• [Exercise aim]
Every line that includes the word "iman" is to be listed.

*** Records for this task

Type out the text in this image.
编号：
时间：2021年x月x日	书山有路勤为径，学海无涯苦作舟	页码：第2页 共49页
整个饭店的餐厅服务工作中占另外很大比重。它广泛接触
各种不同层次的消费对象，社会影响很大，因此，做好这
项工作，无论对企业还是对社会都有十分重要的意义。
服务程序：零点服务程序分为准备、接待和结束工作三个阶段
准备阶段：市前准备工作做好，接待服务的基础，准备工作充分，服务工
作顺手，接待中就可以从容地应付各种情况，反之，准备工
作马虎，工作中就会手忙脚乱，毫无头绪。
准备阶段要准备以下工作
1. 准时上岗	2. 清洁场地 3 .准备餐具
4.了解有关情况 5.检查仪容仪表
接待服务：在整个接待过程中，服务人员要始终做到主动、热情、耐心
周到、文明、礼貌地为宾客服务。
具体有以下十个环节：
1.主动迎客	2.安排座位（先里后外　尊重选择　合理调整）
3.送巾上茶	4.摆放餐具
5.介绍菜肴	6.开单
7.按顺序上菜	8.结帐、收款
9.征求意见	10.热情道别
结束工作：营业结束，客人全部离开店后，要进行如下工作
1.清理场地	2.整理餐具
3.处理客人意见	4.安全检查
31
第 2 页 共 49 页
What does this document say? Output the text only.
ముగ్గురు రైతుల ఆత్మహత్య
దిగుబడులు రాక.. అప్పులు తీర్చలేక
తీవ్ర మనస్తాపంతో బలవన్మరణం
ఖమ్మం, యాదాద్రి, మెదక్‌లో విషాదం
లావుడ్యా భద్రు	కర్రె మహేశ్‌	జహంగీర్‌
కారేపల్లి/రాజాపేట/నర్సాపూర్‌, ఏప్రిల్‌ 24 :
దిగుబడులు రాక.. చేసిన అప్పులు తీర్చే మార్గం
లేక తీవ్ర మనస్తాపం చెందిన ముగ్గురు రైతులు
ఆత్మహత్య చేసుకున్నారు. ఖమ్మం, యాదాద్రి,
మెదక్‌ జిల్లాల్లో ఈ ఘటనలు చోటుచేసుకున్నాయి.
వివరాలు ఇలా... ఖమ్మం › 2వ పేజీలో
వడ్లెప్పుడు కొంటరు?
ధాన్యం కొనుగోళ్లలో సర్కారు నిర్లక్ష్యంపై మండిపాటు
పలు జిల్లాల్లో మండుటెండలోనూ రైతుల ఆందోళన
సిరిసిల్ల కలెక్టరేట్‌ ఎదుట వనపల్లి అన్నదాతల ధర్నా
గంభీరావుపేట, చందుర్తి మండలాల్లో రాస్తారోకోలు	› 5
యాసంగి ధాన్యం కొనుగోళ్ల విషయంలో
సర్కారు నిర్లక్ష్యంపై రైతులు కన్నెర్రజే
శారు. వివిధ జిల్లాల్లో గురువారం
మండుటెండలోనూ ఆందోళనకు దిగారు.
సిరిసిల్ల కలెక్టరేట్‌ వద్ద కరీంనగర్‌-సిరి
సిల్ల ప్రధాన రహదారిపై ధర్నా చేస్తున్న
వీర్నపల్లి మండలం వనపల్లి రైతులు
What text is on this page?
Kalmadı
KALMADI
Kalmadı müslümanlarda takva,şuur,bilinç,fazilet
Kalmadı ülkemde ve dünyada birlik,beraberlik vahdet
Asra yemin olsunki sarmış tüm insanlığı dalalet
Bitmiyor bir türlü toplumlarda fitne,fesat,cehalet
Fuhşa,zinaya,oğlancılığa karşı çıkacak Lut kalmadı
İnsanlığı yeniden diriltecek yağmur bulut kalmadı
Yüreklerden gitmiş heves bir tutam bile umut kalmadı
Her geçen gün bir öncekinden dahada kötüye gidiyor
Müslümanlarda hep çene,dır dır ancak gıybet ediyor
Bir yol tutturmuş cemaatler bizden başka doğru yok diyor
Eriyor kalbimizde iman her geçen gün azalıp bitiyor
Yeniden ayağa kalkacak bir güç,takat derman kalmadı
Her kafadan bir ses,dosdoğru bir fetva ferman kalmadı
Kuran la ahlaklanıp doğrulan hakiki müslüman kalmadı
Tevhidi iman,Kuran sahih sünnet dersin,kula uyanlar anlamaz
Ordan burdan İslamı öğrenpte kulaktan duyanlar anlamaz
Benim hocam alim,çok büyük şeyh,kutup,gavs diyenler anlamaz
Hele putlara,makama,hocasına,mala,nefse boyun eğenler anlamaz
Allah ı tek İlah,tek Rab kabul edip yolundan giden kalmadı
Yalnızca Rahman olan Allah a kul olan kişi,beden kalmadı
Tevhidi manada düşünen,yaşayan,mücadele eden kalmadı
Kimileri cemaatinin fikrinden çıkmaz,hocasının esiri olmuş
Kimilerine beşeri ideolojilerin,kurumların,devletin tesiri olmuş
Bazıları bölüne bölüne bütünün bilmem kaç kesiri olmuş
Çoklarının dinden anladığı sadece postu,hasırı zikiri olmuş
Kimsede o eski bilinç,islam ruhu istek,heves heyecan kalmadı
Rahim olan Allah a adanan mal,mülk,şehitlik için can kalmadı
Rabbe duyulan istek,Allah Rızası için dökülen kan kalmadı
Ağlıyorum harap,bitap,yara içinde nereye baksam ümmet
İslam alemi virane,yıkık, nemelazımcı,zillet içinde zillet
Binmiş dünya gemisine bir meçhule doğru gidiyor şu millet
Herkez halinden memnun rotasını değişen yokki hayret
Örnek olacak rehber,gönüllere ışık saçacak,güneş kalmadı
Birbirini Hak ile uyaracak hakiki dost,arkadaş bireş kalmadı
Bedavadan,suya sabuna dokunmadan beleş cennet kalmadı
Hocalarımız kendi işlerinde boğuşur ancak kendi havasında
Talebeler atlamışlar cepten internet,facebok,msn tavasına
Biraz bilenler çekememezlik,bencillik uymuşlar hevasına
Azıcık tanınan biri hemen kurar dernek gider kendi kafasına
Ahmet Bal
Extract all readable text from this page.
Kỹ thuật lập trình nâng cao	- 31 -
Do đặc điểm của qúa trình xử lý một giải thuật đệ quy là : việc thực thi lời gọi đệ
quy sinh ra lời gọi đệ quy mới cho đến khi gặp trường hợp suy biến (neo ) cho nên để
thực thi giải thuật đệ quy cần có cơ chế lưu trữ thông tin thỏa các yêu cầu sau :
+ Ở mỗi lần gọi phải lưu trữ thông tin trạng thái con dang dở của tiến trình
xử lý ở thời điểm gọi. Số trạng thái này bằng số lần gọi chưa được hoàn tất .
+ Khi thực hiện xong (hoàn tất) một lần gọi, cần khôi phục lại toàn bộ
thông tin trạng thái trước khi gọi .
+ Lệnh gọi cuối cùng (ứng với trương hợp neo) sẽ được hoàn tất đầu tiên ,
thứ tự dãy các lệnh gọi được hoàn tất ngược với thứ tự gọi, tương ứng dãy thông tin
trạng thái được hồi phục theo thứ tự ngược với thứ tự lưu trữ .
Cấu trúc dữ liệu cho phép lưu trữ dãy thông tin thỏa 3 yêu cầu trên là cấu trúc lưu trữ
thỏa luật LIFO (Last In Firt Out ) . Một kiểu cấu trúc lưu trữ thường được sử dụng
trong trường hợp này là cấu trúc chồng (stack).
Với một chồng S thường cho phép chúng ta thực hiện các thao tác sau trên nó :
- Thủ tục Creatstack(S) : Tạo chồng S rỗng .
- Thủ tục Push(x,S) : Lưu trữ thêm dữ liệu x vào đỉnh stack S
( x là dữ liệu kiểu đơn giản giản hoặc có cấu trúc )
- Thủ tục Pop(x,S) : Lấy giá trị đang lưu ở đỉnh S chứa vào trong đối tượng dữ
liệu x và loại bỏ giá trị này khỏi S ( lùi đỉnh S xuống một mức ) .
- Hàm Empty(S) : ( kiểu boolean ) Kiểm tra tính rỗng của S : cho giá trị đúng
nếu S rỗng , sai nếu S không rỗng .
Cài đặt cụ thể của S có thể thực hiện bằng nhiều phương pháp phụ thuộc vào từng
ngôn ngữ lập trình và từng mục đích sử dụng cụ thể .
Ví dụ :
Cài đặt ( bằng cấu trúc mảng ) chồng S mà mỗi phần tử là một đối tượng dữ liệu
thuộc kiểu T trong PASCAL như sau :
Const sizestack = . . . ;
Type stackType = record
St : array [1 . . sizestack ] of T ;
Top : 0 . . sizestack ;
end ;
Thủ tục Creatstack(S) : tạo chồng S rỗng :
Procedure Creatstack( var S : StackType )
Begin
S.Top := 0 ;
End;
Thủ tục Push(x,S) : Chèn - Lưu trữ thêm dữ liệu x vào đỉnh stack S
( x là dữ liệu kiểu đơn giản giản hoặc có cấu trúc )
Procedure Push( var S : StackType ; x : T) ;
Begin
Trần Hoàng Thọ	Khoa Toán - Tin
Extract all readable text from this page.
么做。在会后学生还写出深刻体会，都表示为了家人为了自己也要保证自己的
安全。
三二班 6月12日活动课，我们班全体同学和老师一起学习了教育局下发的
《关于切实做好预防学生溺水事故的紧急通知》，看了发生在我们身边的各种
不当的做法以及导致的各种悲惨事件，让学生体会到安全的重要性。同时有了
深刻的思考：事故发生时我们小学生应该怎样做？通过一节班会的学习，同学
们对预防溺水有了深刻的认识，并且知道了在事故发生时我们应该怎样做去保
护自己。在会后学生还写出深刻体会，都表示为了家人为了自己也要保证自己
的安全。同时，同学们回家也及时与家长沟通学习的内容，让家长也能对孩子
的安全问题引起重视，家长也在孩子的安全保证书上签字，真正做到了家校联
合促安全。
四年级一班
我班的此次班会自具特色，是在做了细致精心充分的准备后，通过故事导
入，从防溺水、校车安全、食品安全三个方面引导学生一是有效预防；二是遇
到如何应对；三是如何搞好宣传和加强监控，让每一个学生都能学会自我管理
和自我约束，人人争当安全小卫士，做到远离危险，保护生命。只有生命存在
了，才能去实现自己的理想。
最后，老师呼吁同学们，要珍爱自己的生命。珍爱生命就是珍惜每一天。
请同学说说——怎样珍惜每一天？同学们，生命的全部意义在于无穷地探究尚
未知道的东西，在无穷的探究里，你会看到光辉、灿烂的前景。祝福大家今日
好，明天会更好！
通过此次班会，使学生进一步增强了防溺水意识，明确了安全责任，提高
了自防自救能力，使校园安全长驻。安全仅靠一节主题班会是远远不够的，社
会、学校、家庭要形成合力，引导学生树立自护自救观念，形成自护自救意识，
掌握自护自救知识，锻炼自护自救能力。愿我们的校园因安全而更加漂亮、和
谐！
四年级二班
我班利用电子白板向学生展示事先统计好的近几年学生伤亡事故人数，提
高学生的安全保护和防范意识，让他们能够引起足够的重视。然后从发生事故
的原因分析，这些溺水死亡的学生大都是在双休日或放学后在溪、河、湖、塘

******

• [Answer to this exercise]
Eriyor kalbimizde iman her geçen gün azalıp bitiyor
Tevhidi iman,Kuran sahih sünnet dersin,kula uyanlar anlamaz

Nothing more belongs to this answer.